>> START DATA SUPPLIED

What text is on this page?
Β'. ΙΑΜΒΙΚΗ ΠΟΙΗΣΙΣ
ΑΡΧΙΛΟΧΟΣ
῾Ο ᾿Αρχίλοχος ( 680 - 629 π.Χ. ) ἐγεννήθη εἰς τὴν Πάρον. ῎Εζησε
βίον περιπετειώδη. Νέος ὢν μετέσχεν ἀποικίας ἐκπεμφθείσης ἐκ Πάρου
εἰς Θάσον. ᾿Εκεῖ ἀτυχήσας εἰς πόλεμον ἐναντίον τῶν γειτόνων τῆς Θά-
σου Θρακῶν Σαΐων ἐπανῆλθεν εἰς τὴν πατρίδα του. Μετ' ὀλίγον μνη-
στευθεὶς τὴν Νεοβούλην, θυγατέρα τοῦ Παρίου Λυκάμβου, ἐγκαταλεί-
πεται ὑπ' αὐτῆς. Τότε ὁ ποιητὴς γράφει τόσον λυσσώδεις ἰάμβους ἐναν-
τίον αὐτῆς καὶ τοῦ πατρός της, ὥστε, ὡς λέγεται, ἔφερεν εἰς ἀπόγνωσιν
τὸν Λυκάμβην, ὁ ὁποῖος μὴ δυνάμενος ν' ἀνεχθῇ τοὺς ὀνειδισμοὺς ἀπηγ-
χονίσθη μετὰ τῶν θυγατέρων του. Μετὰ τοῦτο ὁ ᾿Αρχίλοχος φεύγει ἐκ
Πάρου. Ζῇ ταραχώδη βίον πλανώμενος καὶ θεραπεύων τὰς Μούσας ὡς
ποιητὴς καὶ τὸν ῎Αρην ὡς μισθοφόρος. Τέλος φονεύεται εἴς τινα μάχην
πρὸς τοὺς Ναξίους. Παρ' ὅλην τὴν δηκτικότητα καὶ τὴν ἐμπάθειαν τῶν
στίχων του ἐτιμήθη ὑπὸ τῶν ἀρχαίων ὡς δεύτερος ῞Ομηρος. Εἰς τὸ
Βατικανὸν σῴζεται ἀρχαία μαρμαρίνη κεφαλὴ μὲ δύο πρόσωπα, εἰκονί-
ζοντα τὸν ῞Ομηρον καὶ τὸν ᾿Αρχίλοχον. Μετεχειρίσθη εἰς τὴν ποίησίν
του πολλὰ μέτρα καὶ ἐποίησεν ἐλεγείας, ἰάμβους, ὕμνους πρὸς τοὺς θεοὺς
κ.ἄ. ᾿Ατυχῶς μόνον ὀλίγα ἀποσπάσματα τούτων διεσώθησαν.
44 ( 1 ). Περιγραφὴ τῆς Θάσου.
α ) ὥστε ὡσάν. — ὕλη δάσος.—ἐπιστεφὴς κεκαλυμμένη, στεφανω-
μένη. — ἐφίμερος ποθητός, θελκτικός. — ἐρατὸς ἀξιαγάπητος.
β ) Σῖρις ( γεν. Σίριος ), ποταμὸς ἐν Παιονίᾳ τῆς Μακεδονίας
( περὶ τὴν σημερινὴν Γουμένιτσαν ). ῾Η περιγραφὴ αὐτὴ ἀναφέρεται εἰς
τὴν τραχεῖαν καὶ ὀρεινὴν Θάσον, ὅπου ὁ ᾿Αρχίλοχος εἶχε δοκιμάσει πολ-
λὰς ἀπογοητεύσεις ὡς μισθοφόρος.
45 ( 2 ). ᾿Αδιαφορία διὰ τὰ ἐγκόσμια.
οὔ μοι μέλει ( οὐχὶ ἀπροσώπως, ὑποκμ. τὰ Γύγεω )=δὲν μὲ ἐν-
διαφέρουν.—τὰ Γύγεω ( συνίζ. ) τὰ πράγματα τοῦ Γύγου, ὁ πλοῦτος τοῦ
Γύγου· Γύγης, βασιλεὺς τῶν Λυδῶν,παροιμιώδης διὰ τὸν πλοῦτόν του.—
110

>> END DATA SUPPLIED

AIM OF THE EXERCISE: Using the entries above, return each line in which the word "ποιητὴς" occurs.

TASK ANSWER:
πεται ὑπ' αὐτῆς. Τότε ὁ ποιητὴς γράφει τόσον λυσσώδεις ἰάμβους ἐναν-
ποιητὴς καὶ τὸν ῎Αρην ὡς μισθοφόρος. Τέλος φονεύεται εἴς τινα μάχην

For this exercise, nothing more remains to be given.